### Task objective
Write out all the entries word for word, but skip any images.

Dataset entries:
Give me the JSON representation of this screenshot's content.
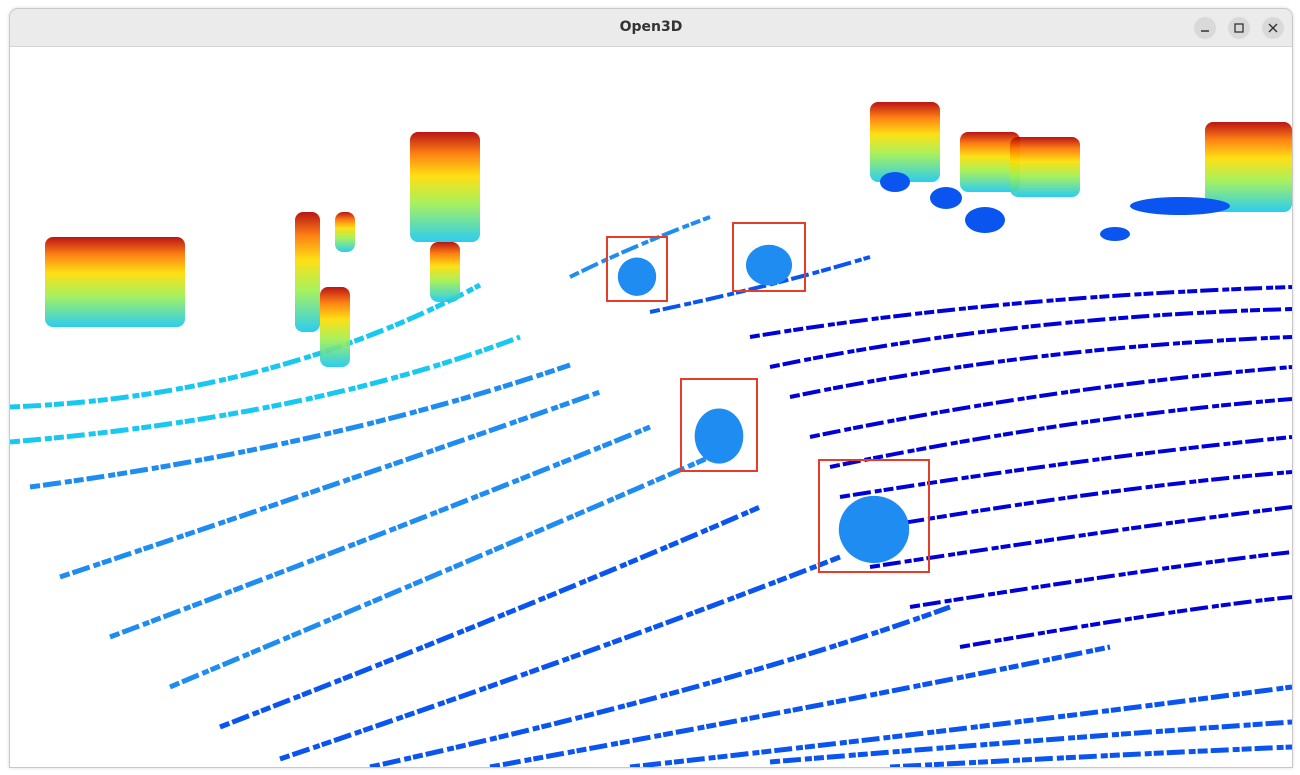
{
  "window": {
    "title": "Open3D",
    "controls": [
      "minimize-icon",
      "maximize-icon",
      "close-icon"
    ]
  },
  "viewport": {
    "background": "#ffffff",
    "colormap": [
      "#0000d8",
      "#0a55f0",
      "#1e8cf0",
      "#19c8f0",
      "#28e6c8",
      "#a0f050",
      "#ffdc00",
      "#ff7800",
      "#e61e00",
      "#b40000"
    ],
    "bbox_color": "#e63c28",
    "bounding_boxes_count": 4
  }
}
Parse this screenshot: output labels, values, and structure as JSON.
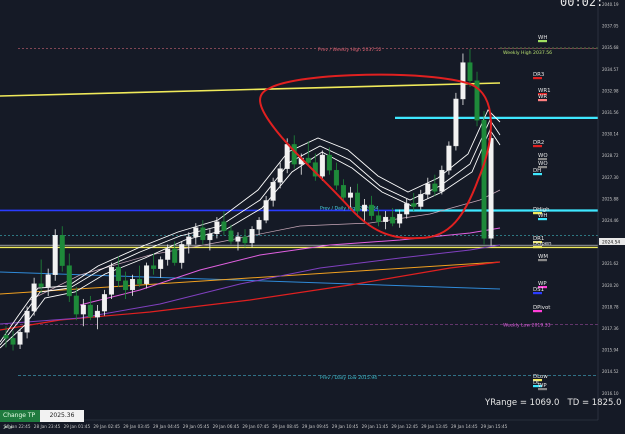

### Worked solution
Give me the JSON representation of this screenshot's content.
{
  "window": {
    "title": "Open3D",
    "controls": [
      "minimize-icon",
      "maximize-icon",
      "close-icon"
    ]
  },
  "viewport": {
    "background": "#ffffff",
    "colormap": [
      "#0000d8",
      "#0a55f0",
      "#1e8cf0",
      "#19c8f0",
      "#28e6c8",
      "#a0f050",
      "#ffdc00",
      "#ff7800",
      "#e61e00",
      "#b40000"
    ],
    "bbox_color": "#e63c28",
    "bounding_boxes_count": 4
  }
}
Parse this screenshot: output labels, values, and structure as JSON.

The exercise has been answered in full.